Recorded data
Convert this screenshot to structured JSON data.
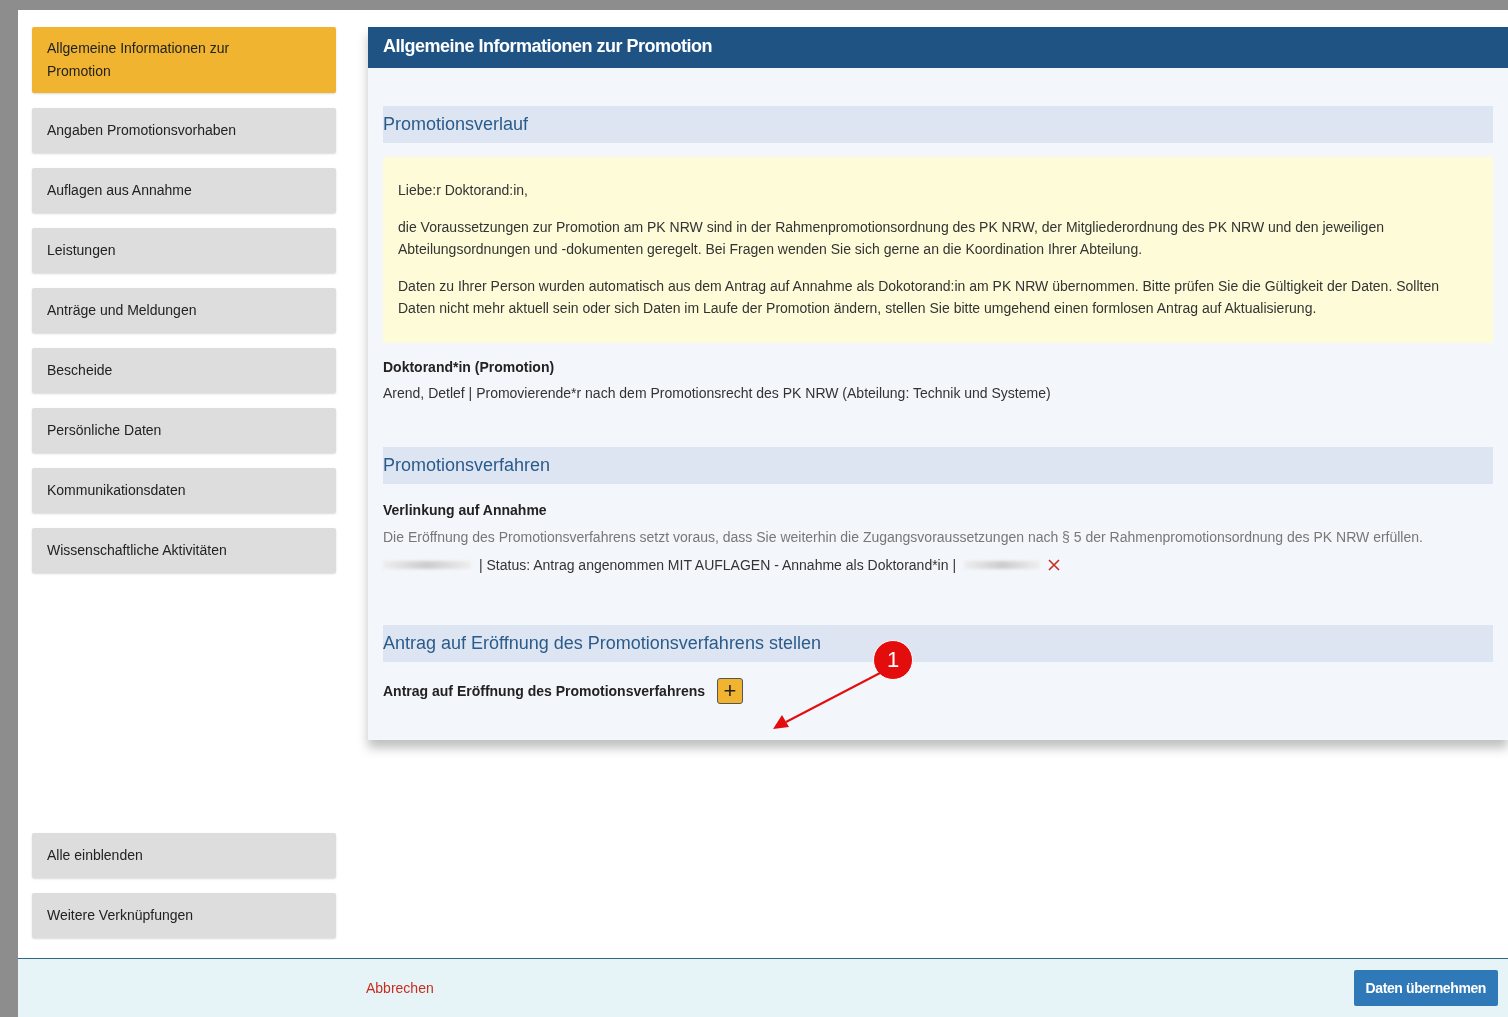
{
  "sidebar": {
    "items": [
      {
        "label": "Allgemeine Informationen zur Promotion",
        "selected": true
      },
      {
        "label": "Angaben Promotionsvorhaben",
        "selected": false
      },
      {
        "label": "Auflagen aus Annahme",
        "selected": false
      },
      {
        "label": "Leistungen",
        "selected": false
      },
      {
        "label": "Anträge und Meldungen",
        "selected": false
      },
      {
        "label": "Bescheide",
        "selected": false
      },
      {
        "label": "Persönliche Daten",
        "selected": false
      },
      {
        "label": "Kommunikationsdaten",
        "selected": false
      },
      {
        "label": "Wissenschaftliche Aktivitäten",
        "selected": false
      }
    ],
    "bottom_items": [
      {
        "label": "Alle einblenden"
      },
      {
        "label": "Weitere Verknüpfungen"
      }
    ]
  },
  "main": {
    "title": "Allgemeine Informationen zur Promotion",
    "promotionsverlauf": {
      "heading": "Promotionsverlauf",
      "notice": [
        "Liebe:r Doktorand:in,",
        "die Voraussetzungen zur Promotion am PK NRW sind in der Rahmenpromotionsordnung des PK NRW, der Mitgliederordnung des PK NRW und den jeweiligen Abteilungsordnungen und -dokumenten geregelt. Bei Fragen wenden Sie sich gerne an die Koordination Ihrer Abteilung.",
        "Daten zu Ihrer Person wurden automatisch aus dem Antrag auf Annahme als Dokotorand:in am PK NRW übernommen. Bitte prüfen Sie die Gültigkeit der Daten. Sollten Daten nicht mehr aktuell sein oder sich Daten im Laufe der Promotion ändern, stellen Sie bitte umgehend einen formlosen Antrag auf Aktualisierung."
      ],
      "field_label": "Doktorand*in (Promotion)",
      "field_value": "Arend, Detlef | Promovierende*r nach dem Promotionsrecht des PK NRW (Abteilung: Technik und Systeme)"
    },
    "promotionsverfahren": {
      "heading": "Promotionsverfahren",
      "field_label": "Verlinkung auf Annahme",
      "hint": "Die Eröffnung des Promotionsverfahrens setzt voraus, dass Sie weiterhin die Zugangsvoraussetzungen nach § 5 der Rahmenpromotionsordnung des PK NRW erfüllen.",
      "link_status": "| Status: Antrag angenommen MIT AUFLAGEN - Annahme als Doktorand*in |"
    },
    "antrag": {
      "heading": "Antrag auf Eröffnung des Promotionsverfahrens stellen",
      "field_label": "Antrag auf Eröffnung des Promotionsverfahrens",
      "add_symbol": "+"
    }
  },
  "callout": {
    "number": "1"
  },
  "footer": {
    "cancel": "Abbrechen",
    "submit": "Daten übernehmen"
  }
}
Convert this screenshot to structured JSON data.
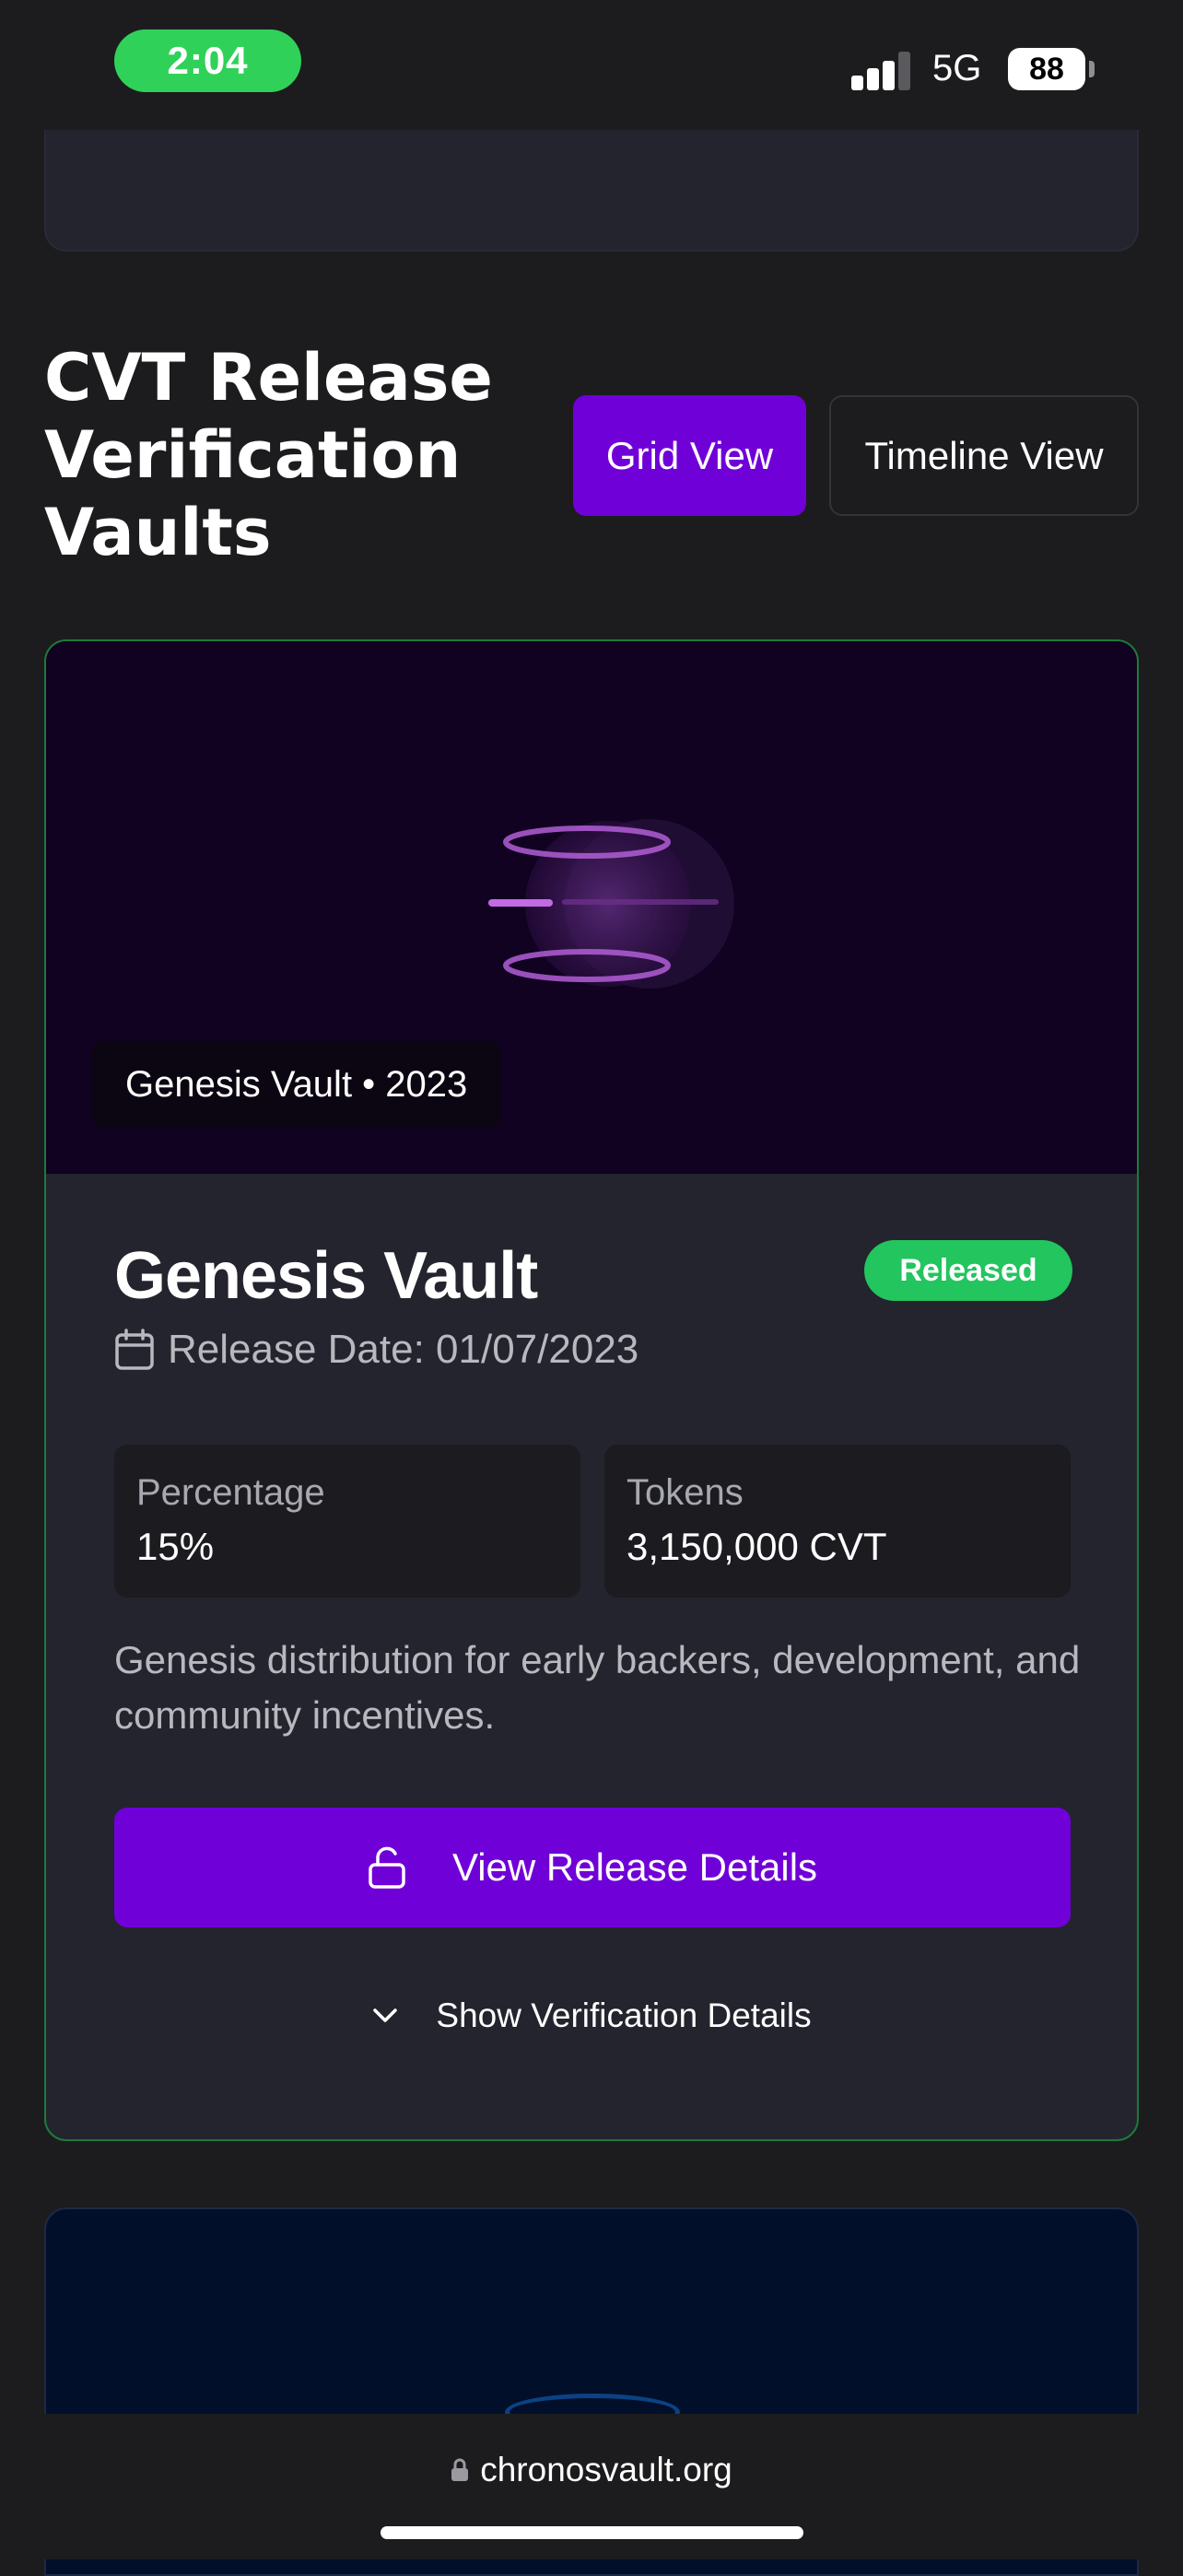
{
  "status_bar": {
    "time": "2:04",
    "network": "5G",
    "battery": "88"
  },
  "section": {
    "title": "CVT Release Verification Vaults",
    "view_toggle": {
      "grid_label": "Grid View",
      "timeline_label": "Timeline View",
      "active": "Grid View"
    }
  },
  "vault": {
    "hero_tag": "Genesis Vault • 2023",
    "name": "Genesis Vault",
    "status": "Released",
    "release_date": "Release Date: 01/07/2023",
    "stats": [
      {
        "label": "Percentage",
        "value": "15%"
      },
      {
        "label": "Tokens",
        "value": "3,150,000 CVT"
      }
    ],
    "description": "Genesis distribution for early backers, development, and community incentives.",
    "cta_label": "View Release Details",
    "verify_label": "Show Verification Details"
  },
  "browser": {
    "url": "chronosvault.org"
  },
  "colors": {
    "accent": "#7000d8",
    "success": "#22c55e",
    "card_border": "#1e7a3c",
    "background": "#1c1c1e"
  },
  "icons": [
    "calendar-icon",
    "unlock-icon",
    "chevron-down-icon",
    "lock-icon",
    "signal-icon",
    "battery-icon",
    "vault-orb-icon"
  ]
}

◆ EXERCISE AIM ◆
Where a line of the records has the string "Grid", copy that line.

◆ OUTPUT BELOW ◆
      "grid_label": "Grid View",
      "active": "Grid View"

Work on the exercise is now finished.